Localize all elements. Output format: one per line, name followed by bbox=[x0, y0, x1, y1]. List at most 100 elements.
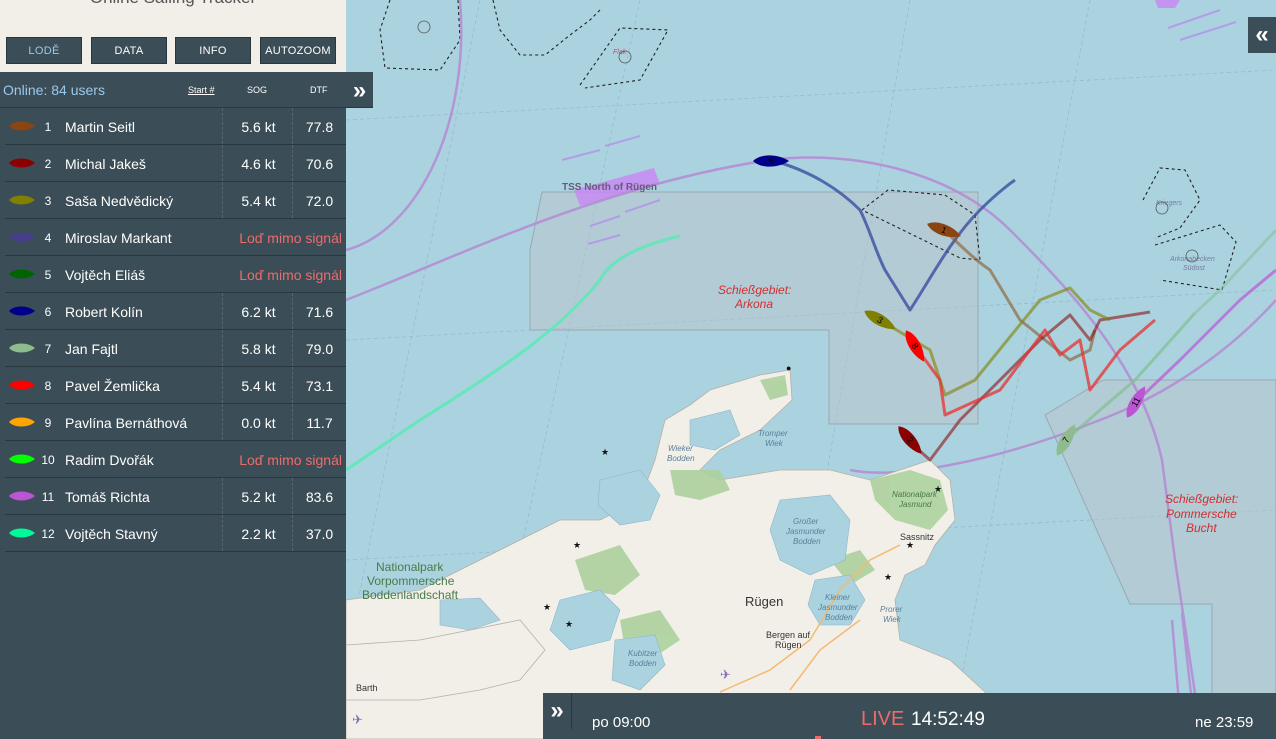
boat-skipper-name: Michal Jakeš bbox=[65, 156, 146, 172]
svg-text:★: ★ bbox=[934, 484, 942, 494]
svg-text:★: ★ bbox=[884, 572, 892, 582]
map-label-pommersche-name: Pommersche bbox=[1166, 507, 1237, 521]
boat-distance-to-finish: 71.6 bbox=[305, 304, 334, 320]
column-sog-header: SOG bbox=[247, 85, 268, 95]
map-label-arkona: Schießgebiet: bbox=[718, 283, 791, 297]
boat-start-number: 5 bbox=[44, 268, 52, 282]
boat-color-icon bbox=[9, 491, 35, 501]
boat-color-icon bbox=[9, 380, 35, 390]
boat-distance-to-finish: 77.8 bbox=[305, 119, 334, 135]
timeline-toggle-button[interactable]: » bbox=[543, 693, 572, 729]
boat-start-number: 10 bbox=[41, 453, 55, 467]
map-label-bergen-rugen: Rügen bbox=[775, 640, 802, 650]
boat-skipper-name: Pavel Žemlička bbox=[65, 378, 160, 394]
svg-text:✈: ✈ bbox=[352, 712, 363, 727]
boat-skipper-name: Vojtěch Stavný bbox=[65, 526, 158, 542]
boat-speed: 5.8 kt bbox=[241, 341, 276, 357]
boat-start-number: 2 bbox=[44, 157, 52, 171]
svg-text:★: ★ bbox=[573, 540, 581, 550]
boat-row[interactable]: 11 Tomáš Richta 5.2 kt 83.6 bbox=[5, 478, 346, 515]
boat-row[interactable]: 7 Jan Fajtl 5.8 kt 79.0 bbox=[5, 330, 346, 367]
boat-row[interactable]: 2 Michal Jakeš 4.6 kt 70.6 bbox=[5, 145, 346, 182]
column-dtf-header: DTF bbox=[310, 85, 328, 95]
timeline-end-label: ne 23:59 bbox=[1195, 714, 1254, 731]
boat-color-icon bbox=[9, 417, 35, 427]
column-divider bbox=[222, 404, 223, 440]
boat-start-number: 6 bbox=[44, 305, 52, 319]
info-tab-button[interactable]: INFO bbox=[175, 37, 251, 64]
column-divider bbox=[292, 478, 293, 514]
boat-row[interactable]: 12 Vojtěch Stavný 2.2 kt 37.0 bbox=[5, 515, 346, 552]
online-users-count: Online: 84 users bbox=[3, 82, 105, 98]
map-label-grosser-jasmunder: Jasmunder bbox=[785, 527, 826, 536]
live-indicator[interactable]: LIVE bbox=[861, 708, 904, 731]
map-label-kleiner-jasmunder: Jasmunder bbox=[817, 603, 858, 612]
boat-row[interactable]: 4 Miroslav Markant Loď mimo signál bbox=[5, 219, 346, 256]
map-label-arkonabecken-sudost: Südost bbox=[1183, 265, 1206, 272]
autozoom-button[interactable]: AUTOZOOM bbox=[260, 37, 336, 64]
boat-skipper-name: Miroslav Markant bbox=[65, 230, 172, 246]
boat-list-panel: Online: 84 users Start # SOG DTF » 1 Mart… bbox=[0, 72, 373, 739]
column-divider bbox=[222, 330, 223, 366]
boat-skipper-name: Jan Fajtl bbox=[65, 341, 118, 357]
map-label-arkona-name: Arkona bbox=[734, 297, 773, 311]
boat-start-number: 11 bbox=[41, 490, 55, 504]
boat-row[interactable]: 1 Martin Seitl 5.6 kt 77.8 bbox=[5, 108, 346, 145]
map-label-tromper-wiek: Wiek bbox=[765, 439, 784, 448]
boat-row[interactable]: 9 Pavlína Bernáthová 0.0 kt 11.7 bbox=[5, 404, 346, 441]
column-divider bbox=[292, 182, 293, 218]
boat-distance-to-finish: 70.6 bbox=[305, 156, 334, 172]
boat-no-signal-status: Loď mimo signál bbox=[239, 267, 342, 283]
svg-text:6: 6 bbox=[768, 156, 773, 166]
boat-start-number: 9 bbox=[44, 416, 52, 430]
boat-row[interactable]: 6 Robert Kolín 6.2 kt 71.6 bbox=[5, 293, 346, 330]
top-panel: Online Sailing Tracker LODĚ DATA INFO AU… bbox=[0, 0, 346, 72]
column-divider bbox=[222, 108, 223, 144]
boat-color-icon bbox=[9, 232, 35, 242]
boat-row[interactable]: 10 Radim Dvořák Loď mimo signál bbox=[5, 441, 346, 478]
map-label-kleiner: Kleiner bbox=[825, 593, 850, 602]
boats-tab-button[interactable]: LODĚ bbox=[6, 37, 82, 64]
column-divider bbox=[222, 478, 223, 514]
map-label-jasmund: Nationalpark bbox=[892, 490, 938, 499]
boat-distance-to-finish: 37.0 bbox=[305, 526, 334, 542]
boat-distance-to-finish: 11.7 bbox=[306, 415, 333, 431]
map-label-kleiner-bodden: Bodden bbox=[825, 613, 853, 622]
boat-speed: 6.2 kt bbox=[241, 304, 276, 320]
boat-skipper-name: Pavlína Bernáthová bbox=[65, 415, 188, 431]
timeline-start-label: po 09:00 bbox=[592, 714, 651, 731]
boat-row[interactable]: 8 Pavel Žemlička 5.4 kt 73.1 bbox=[5, 367, 346, 404]
map-label-rugen: Rügen bbox=[745, 594, 783, 609]
map-label-arkona-nord: Kriegers bbox=[1156, 200, 1183, 207]
boat-no-signal-status: Loď mimo signál bbox=[239, 230, 342, 246]
map-label-grosser-bodden: Bodden bbox=[793, 537, 821, 546]
boat-start-number: 12 bbox=[41, 527, 55, 541]
boat-skipper-name: Saša Nedvědický bbox=[65, 193, 174, 209]
svg-text:★: ★ bbox=[601, 447, 609, 457]
current-time: 14:52:49 bbox=[911, 709, 985, 730]
column-divider bbox=[292, 293, 293, 329]
svg-text:★: ★ bbox=[906, 540, 914, 550]
boat-list-header: Online: 84 users Start # SOG DTF » bbox=[0, 72, 373, 108]
column-divider bbox=[222, 367, 223, 403]
boat-list: 1 Martin Seitl 5.6 kt 77.8 2 Michal Jakeš 4.6 … bbox=[5, 108, 346, 552]
boat-color-icon bbox=[9, 528, 35, 538]
sort-start-number-link[interactable]: Start # bbox=[188, 85, 215, 95]
app-title: Online Sailing Tracker bbox=[0, 0, 346, 8]
column-divider bbox=[222, 182, 223, 218]
map-label-vorpommersche: Vorpommersche bbox=[367, 574, 455, 588]
map-label-boddenlandschaft: Boddenlandschaft bbox=[362, 588, 459, 602]
boat-color-icon bbox=[9, 269, 35, 279]
boat-skipper-name: Robert Kolín bbox=[65, 304, 143, 320]
boat-start-number: 8 bbox=[44, 379, 52, 393]
boat-distance-to-finish: 83.6 bbox=[305, 489, 334, 505]
data-tab-button[interactable]: DATA bbox=[91, 37, 167, 64]
boat-speed: 5.4 kt bbox=[241, 378, 276, 394]
expand-right-panel-button[interactable]: « bbox=[1248, 17, 1276, 53]
column-divider bbox=[222, 515, 223, 551]
map-label-prorer: Prorer bbox=[880, 605, 903, 614]
column-divider bbox=[222, 293, 223, 329]
boat-row[interactable]: 5 Vojtěch Eliáš Loď mimo signál bbox=[5, 256, 346, 293]
boat-row[interactable]: 3 Saša Nedvědický 5.4 kt 72.0 bbox=[5, 182, 346, 219]
collapse-panel-button[interactable]: » bbox=[346, 74, 373, 108]
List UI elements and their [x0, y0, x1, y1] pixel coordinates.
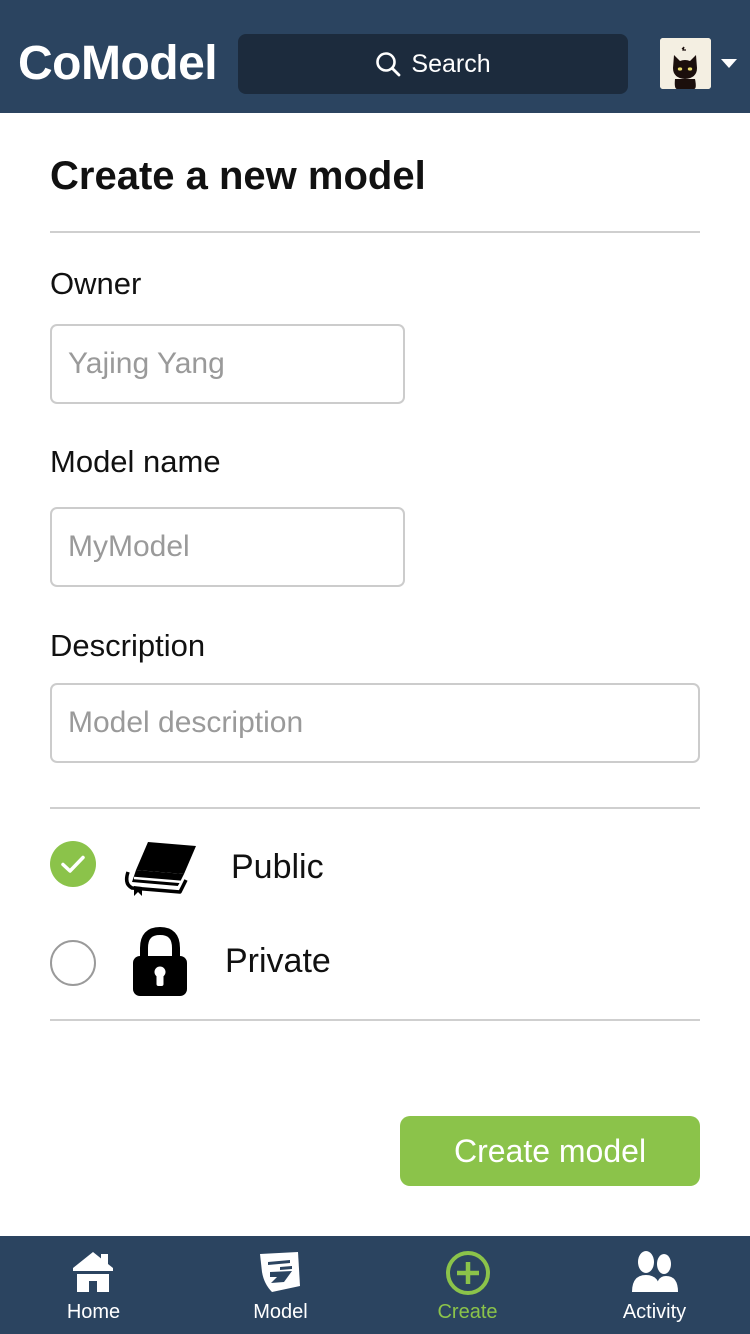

-*-*-

■ DESCRIPTION OF THE TASK ■
Please copy out all of the records above line for line, with no changes, and leave the pictures out of your copy.

■ FULL RESPONSE ■
Localize all elements. Output format: one per line, name followed by bbox=[x0, y0, x1, y1]. List at most 100 elements.
boat-skipper-name: Michal Jakeš bbox=[65, 156, 146, 172]
svg-text:★: ★ bbox=[934, 484, 942, 494]
svg-text:★: ★ bbox=[884, 572, 892, 582]
map-label-pommersche-name: Pommersche bbox=[1166, 507, 1237, 521]
boat-distance-to-finish: 71.6 bbox=[305, 304, 334, 320]
column-sog-header: SOG bbox=[247, 85, 268, 95]
map-label-arkona: Schießgebiet: bbox=[718, 283, 791, 297]
boat-start-number: 5 bbox=[44, 268, 52, 282]
boat-color-icon bbox=[9, 491, 35, 501]
boat-color-icon bbox=[9, 380, 35, 390]
boat-distance-to-finish: 77.8 bbox=[305, 119, 334, 135]
timeline-toggle-button[interactable]: » bbox=[543, 693, 572, 729]
boat-start-number: 10 bbox=[41, 453, 55, 467]
map-label-bergen-rugen: Rügen bbox=[775, 640, 802, 650]
boat-skipper-name: Pavel Žemlička bbox=[65, 378, 160, 394]
svg-text:✈: ✈ bbox=[352, 712, 363, 727]
boat-skipper-name: Vojtěch Stavný bbox=[65, 526, 158, 542]
boat-speed: 5.8 kt bbox=[241, 341, 276, 357]
boat-start-number: 2 bbox=[44, 157, 52, 171]
svg-text:★: ★ bbox=[573, 540, 581, 550]
boat-row[interactable]: 11 Tomáš Richta 5.2 kt 83.6 bbox=[5, 478, 346, 515]
boat-row[interactable]: 7 Jan Fajtl 5.8 kt 79.0 bbox=[5, 330, 346, 367]
boat-row[interactable]: 2 Michal Jakeš 4.6 kt 70.6 bbox=[5, 145, 346, 182]
column-dtf-header: DTF bbox=[310, 85, 328, 95]
timeline-end-label: ne 23:59 bbox=[1195, 714, 1254, 731]
boat-color-icon bbox=[9, 417, 35, 427]
column-divider bbox=[222, 404, 223, 440]
boat-start-number: 6 bbox=[44, 305, 52, 319]
info-tab-button[interactable]: INFO bbox=[175, 37, 251, 64]
column-divider bbox=[292, 478, 293, 514]
boat-row[interactable]: 12 Vojtěch Stavný 2.2 kt 37.0 bbox=[5, 515, 346, 552]
online-users-count: Online: 84 users bbox=[3, 82, 105, 98]
map-label-grosser-jasmunder: Jasmunder bbox=[785, 527, 826, 536]
live-indicator[interactable]: LIVE bbox=[861, 708, 904, 731]
map-label-kleiner-jasmunder: Jasmunder bbox=[817, 603, 858, 612]
boat-row[interactable]: 4 Miroslav Markant Loď mimo signál bbox=[5, 219, 346, 256]
map-label-arkonabecken-sudost: Südost bbox=[1183, 265, 1206, 272]
autozoom-button[interactable]: AUTOZOOM bbox=[260, 37, 336, 64]
boat-skipper-name: Miroslav Markant bbox=[65, 230, 172, 246]
boat-list-panel: Online: 84 users Start # SOG DTF » 1 Mart… bbox=[0, 72, 373, 739]
column-divider bbox=[222, 330, 223, 366]
boat-skipper-name: Jan Fajtl bbox=[65, 341, 118, 357]
map-label-arkona-name: Arkona bbox=[734, 297, 773, 311]
boat-start-number: 11 bbox=[41, 490, 55, 504]
boat-row[interactable]: 1 Martin Seitl 5.6 kt 77.8 bbox=[5, 108, 346, 145]
map-label-tromper-wiek: Wiek bbox=[765, 439, 784, 448]
boat-row[interactable]: 9 Pavlína Bernáthová 0.0 kt 11.7 bbox=[5, 404, 346, 441]
column-divider bbox=[292, 182, 293, 218]
boat-distance-to-finish: 70.6 bbox=[305, 156, 334, 172]
boat-no-signal-status: Loď mimo signál bbox=[239, 267, 342, 283]
svg-text:6: 6 bbox=[768, 156, 773, 166]
boat-start-number: 9 bbox=[44, 416, 52, 430]
boat-row[interactable]: 6 Robert Kolín 6.2 kt 71.6 bbox=[5, 293, 346, 330]
top-panel: Online Sailing Tracker LODĚ DATA INFO AU… bbox=[0, 0, 346, 72]
column-divider bbox=[222, 108, 223, 144]
boat-color-icon bbox=[9, 232, 35, 242]
boat-row[interactable]: 10 Radim Dvořák Loď mimo signál bbox=[5, 441, 346, 478]
map-label-kleiner: Kleiner bbox=[825, 593, 850, 602]
boats-tab-button[interactable]: LODĚ bbox=[6, 37, 82, 64]
column-divider bbox=[222, 478, 223, 514]
map-label-jasmund: Nationalpark bbox=[892, 490, 938, 499]
boat-distance-to-finish: 37.0 bbox=[305, 526, 334, 542]
boat-distance-to-finish: 11.7 bbox=[306, 415, 333, 431]
map-label-kleiner-bodden: Bodden bbox=[825, 613, 853, 622]
boat-speed: 6.2 kt bbox=[241, 304, 276, 320]
boat-skipper-name: Pavlína Bernáthová bbox=[65, 415, 188, 431]
timeline-start-label: po 09:00 bbox=[592, 714, 651, 731]
boat-row[interactable]: 8 Pavel Žemlička 5.4 kt 73.1 bbox=[5, 367, 346, 404]
map-label-rugen: Rügen bbox=[745, 594, 783, 609]
map-label-arkona-nord: Kriegers bbox=[1156, 200, 1183, 207]
boat-no-signal-status: Loď mimo signál bbox=[239, 230, 342, 246]
map-label-grosser-bodden: Bodden bbox=[793, 537, 821, 546]
boat-start-number: 12 bbox=[41, 527, 55, 541]
boat-skipper-name: Saša Nedvědický bbox=[65, 193, 174, 209]
svg-text:★: ★ bbox=[601, 447, 609, 457]
current-time: 14:52:49 bbox=[911, 709, 985, 730]
column-divider bbox=[292, 293, 293, 329]
svg-text:★: ★ bbox=[906, 540, 914, 550]
boat-list-header: Online: 84 users Start # SOG DTF » bbox=[0, 72, 373, 108]
column-divider bbox=[222, 367, 223, 403]
boat-list: 1 Martin Seitl 5.6 kt 77.8 2 Michal Jakeš 4.6 … bbox=[5, 108, 346, 552]
boat-color-icon bbox=[9, 528, 35, 538]
sort-start-number-link[interactable]: Start # bbox=[188, 85, 215, 95]
app-title: Online Sailing Tracker bbox=[0, 0, 346, 8]
column-divider bbox=[222, 182, 223, 218]
map-label-vorpommersche: Vorpommersche bbox=[367, 574, 455, 588]
map-label-boddenlandschaft: Boddenlandschaft bbox=[362, 588, 459, 602]
boat-color-icon bbox=[9, 269, 35, 279]
boat-skipper-name: Robert Kolín bbox=[65, 304, 143, 320]
boat-start-number: 8 bbox=[44, 379, 52, 393]
boat-distance-to-finish: 83.6 bbox=[305, 489, 334, 505]
data-tab-button[interactable]: DATA bbox=[91, 37, 167, 64]
boat-speed: 5.4 kt bbox=[241, 378, 276, 394]
expand-right-panel-button[interactable]: « bbox=[1248, 17, 1276, 53]
column-divider bbox=[222, 515, 223, 551]
map-label-prorer: Prorer bbox=[880, 605, 903, 614]
column-divider bbox=[222, 293, 223, 329]
boat-row[interactable]: 5 Vojtěch Eliáš Loď mimo signál bbox=[5, 256, 346, 293]
boat-row[interactable]: 3 Saša Nedvědický 5.4 kt 72.0 bbox=[5, 182, 346, 219]
collapse-panel-button[interactable]: » bbox=[346, 74, 373, 108]
List UI elements and their [x0, y0, x1, y1] pixel coordinates.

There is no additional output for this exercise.